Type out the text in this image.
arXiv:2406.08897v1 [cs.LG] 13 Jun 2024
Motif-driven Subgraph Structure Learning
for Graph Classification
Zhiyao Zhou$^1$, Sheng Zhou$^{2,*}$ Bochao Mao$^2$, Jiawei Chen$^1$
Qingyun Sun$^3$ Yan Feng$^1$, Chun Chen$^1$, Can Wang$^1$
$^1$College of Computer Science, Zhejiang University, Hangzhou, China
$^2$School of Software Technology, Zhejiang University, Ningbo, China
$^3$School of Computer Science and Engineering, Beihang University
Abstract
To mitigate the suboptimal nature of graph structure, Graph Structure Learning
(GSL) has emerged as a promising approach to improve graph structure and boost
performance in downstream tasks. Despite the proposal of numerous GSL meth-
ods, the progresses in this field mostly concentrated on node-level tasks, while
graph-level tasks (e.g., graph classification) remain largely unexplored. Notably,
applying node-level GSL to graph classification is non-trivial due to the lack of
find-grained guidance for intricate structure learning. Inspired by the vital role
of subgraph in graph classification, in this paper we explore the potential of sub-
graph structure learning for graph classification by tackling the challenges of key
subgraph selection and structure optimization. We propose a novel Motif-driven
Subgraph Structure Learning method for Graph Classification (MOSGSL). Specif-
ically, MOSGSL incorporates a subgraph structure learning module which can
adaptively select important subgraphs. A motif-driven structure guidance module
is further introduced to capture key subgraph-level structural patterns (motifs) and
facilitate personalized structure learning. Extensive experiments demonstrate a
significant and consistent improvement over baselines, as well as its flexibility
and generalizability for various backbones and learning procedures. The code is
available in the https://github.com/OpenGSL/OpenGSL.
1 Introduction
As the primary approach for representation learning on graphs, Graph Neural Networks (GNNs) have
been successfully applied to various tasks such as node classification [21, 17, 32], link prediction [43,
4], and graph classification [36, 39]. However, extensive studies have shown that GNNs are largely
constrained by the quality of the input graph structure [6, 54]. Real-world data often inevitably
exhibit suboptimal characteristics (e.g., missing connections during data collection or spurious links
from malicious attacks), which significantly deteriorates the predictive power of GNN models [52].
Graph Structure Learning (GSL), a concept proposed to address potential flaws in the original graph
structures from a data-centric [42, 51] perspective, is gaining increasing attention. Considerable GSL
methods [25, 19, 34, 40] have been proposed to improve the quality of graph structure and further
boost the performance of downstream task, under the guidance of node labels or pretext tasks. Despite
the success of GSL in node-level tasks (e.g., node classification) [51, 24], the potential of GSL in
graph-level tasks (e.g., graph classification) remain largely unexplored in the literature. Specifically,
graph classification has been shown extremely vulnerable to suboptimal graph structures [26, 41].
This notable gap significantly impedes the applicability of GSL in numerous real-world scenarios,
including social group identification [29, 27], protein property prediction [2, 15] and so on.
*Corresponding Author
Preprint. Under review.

───

#### [What is being asked]
Among the lines of the material, find those holding the word "been" and return them.

#### [Solution]
been successfully applied to various tasks such as node classification [21, 17, 32], link prediction [43,
methods [25, 19, 34, 40] have been proposed to improve the quality of graph structure and further
graph classification has been shown extremely vulnerable to suboptimal graph structures [26, 41].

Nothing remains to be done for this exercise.